[INSTRUCTION]:
Establish how many lines in the material include the string "control" and report it as a lone number.

Records that describe figures
START
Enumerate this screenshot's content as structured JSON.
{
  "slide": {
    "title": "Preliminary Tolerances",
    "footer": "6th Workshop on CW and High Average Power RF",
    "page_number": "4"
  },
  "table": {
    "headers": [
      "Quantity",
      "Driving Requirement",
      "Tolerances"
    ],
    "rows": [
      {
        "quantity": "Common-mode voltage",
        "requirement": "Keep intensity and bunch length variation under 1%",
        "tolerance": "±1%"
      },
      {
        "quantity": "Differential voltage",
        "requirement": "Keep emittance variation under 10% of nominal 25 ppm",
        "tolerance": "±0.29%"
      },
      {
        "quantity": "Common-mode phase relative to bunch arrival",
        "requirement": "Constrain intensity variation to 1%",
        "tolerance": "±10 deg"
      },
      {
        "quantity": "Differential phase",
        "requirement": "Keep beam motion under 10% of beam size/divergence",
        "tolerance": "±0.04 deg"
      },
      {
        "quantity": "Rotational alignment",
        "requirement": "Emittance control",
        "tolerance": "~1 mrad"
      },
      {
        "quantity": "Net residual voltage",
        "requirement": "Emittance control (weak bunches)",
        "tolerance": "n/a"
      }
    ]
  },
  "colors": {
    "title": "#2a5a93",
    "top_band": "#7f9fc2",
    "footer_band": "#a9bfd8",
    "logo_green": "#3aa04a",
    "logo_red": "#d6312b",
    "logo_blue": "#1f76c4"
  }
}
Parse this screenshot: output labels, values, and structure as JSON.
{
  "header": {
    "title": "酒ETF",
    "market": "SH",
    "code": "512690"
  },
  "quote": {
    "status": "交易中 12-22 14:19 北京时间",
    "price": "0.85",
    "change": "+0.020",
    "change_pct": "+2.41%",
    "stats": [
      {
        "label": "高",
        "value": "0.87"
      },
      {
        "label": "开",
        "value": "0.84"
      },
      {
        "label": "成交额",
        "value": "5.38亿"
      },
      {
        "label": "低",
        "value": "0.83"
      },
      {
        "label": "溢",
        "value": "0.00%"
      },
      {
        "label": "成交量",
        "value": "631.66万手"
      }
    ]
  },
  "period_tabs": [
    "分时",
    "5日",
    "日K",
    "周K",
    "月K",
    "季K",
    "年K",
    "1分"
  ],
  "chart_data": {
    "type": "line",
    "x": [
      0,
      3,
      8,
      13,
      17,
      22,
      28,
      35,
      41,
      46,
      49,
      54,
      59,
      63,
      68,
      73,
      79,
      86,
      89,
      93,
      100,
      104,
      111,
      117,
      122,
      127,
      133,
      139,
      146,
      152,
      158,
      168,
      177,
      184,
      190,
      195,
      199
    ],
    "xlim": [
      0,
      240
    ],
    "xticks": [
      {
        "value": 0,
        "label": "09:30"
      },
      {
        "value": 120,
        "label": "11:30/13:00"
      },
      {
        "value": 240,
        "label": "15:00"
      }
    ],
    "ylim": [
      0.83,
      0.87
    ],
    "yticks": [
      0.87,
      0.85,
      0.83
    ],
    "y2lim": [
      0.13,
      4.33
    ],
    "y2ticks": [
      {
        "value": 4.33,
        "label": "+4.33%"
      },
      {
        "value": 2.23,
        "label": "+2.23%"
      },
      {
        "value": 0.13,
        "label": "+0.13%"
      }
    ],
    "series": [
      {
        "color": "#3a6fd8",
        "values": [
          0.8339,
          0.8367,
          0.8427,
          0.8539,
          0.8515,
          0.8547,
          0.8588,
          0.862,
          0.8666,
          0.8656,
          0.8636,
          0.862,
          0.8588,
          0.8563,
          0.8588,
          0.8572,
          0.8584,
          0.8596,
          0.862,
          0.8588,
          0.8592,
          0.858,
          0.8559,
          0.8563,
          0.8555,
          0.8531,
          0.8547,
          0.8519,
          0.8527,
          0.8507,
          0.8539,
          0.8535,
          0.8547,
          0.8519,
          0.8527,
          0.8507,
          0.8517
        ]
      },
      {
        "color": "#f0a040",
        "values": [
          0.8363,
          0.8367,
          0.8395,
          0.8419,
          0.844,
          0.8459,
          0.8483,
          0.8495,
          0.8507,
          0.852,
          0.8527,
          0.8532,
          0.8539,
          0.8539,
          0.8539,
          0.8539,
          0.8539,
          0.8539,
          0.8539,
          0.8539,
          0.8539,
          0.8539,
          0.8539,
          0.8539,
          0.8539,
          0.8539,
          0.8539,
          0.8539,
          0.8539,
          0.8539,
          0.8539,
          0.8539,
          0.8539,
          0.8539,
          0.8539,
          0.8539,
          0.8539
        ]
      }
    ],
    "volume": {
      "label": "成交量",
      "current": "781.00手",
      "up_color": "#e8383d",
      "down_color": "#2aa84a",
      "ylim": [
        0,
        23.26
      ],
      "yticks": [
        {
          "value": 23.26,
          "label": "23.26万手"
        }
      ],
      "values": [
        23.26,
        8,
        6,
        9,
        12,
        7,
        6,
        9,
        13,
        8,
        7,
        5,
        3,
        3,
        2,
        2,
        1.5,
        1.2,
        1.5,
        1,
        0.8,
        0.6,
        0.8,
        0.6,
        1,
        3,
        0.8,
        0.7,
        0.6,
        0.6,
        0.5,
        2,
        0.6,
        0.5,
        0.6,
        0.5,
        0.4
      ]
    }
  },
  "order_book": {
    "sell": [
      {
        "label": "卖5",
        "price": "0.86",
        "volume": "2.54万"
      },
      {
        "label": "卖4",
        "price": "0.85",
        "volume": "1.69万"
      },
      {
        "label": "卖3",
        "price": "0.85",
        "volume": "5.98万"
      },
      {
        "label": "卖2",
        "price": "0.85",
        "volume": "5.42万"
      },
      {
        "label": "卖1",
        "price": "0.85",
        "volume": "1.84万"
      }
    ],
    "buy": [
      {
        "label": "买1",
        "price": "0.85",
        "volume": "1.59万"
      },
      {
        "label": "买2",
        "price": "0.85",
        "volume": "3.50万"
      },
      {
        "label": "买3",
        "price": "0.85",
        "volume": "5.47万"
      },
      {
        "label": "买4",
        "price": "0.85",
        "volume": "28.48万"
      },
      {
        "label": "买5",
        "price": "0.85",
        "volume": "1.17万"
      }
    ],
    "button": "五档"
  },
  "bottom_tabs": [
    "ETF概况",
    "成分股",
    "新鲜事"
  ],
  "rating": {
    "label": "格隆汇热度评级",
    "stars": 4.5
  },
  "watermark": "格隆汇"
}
END
[SOLUTION FOR THIS TASK]:
2